BEGIN WORKING DATA

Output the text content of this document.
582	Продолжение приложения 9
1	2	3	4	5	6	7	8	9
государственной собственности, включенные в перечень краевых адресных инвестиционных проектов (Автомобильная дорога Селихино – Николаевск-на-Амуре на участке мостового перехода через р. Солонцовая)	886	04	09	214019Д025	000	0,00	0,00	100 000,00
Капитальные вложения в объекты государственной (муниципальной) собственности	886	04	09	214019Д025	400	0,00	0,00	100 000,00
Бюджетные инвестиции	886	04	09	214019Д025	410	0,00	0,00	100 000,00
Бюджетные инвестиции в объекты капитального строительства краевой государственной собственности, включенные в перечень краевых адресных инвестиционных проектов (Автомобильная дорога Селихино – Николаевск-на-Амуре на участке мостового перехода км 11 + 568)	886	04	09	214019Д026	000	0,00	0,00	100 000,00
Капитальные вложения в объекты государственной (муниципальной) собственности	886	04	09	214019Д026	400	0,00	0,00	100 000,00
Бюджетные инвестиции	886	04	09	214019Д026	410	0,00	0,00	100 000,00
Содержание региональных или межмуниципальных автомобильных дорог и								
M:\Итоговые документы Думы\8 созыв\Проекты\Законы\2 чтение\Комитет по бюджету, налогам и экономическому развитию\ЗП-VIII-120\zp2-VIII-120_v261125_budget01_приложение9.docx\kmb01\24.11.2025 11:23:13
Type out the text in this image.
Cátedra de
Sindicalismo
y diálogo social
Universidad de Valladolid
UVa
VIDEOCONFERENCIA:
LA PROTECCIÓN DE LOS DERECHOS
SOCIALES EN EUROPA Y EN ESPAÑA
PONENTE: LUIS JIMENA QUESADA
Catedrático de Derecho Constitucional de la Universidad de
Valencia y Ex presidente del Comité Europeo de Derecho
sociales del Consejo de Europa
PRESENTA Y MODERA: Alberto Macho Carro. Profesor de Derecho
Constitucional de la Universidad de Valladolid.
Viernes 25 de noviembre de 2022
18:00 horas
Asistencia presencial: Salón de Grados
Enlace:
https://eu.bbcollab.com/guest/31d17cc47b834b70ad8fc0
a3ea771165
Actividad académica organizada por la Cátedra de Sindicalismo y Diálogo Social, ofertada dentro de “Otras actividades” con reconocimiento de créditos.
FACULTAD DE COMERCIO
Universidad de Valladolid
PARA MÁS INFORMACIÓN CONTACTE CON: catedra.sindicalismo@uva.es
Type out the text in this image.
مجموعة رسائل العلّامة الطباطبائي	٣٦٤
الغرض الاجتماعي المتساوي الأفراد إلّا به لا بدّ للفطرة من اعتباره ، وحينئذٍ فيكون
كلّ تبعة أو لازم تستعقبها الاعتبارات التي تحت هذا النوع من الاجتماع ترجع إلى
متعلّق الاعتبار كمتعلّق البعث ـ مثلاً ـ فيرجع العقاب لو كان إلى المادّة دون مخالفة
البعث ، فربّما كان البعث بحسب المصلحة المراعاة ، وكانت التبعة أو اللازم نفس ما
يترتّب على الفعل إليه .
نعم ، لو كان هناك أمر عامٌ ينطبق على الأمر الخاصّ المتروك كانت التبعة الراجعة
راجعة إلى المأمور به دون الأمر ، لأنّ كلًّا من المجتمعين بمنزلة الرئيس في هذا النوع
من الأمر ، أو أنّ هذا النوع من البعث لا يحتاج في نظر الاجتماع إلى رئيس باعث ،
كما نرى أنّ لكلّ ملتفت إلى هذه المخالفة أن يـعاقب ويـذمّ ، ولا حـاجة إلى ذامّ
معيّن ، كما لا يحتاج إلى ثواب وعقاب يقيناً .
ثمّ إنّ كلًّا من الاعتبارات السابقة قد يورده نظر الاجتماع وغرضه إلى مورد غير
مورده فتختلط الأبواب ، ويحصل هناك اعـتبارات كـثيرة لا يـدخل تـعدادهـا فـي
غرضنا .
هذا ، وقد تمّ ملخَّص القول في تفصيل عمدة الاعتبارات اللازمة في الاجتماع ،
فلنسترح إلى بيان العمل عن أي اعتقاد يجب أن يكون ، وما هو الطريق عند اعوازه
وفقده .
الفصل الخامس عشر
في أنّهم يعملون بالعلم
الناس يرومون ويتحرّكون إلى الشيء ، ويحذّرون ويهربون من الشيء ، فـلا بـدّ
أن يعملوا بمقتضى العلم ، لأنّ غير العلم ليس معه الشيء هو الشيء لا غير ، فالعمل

END WORKING DATA

→ INSTRUCTIONS FOR THE TASK
Extract each line from the entries above that contains the string "инвестиционных".

→ SOLUTION FOR THIS PROBLEM
государственной собственности, включенные в перечень краевых адресных инвестиционных проектов (Автомобильная дорога Селихино – Николаевск-на-Амуре на участке мостового перехода через р. Солонцовая)	886	04	09	214019Д025	000	0,00	0,00	100 000,00
Бюджетные инвестиции в объекты капитального строительства краевой государственной собственности, включенные в перечень краевых адресных инвестиционных проектов (Автомобильная дорога Селихино – Николаевск-на-Амуре на участке мостового перехода км 11 + 568)	886	04	09	214019Д026	000	0,00	0,00	100 000,00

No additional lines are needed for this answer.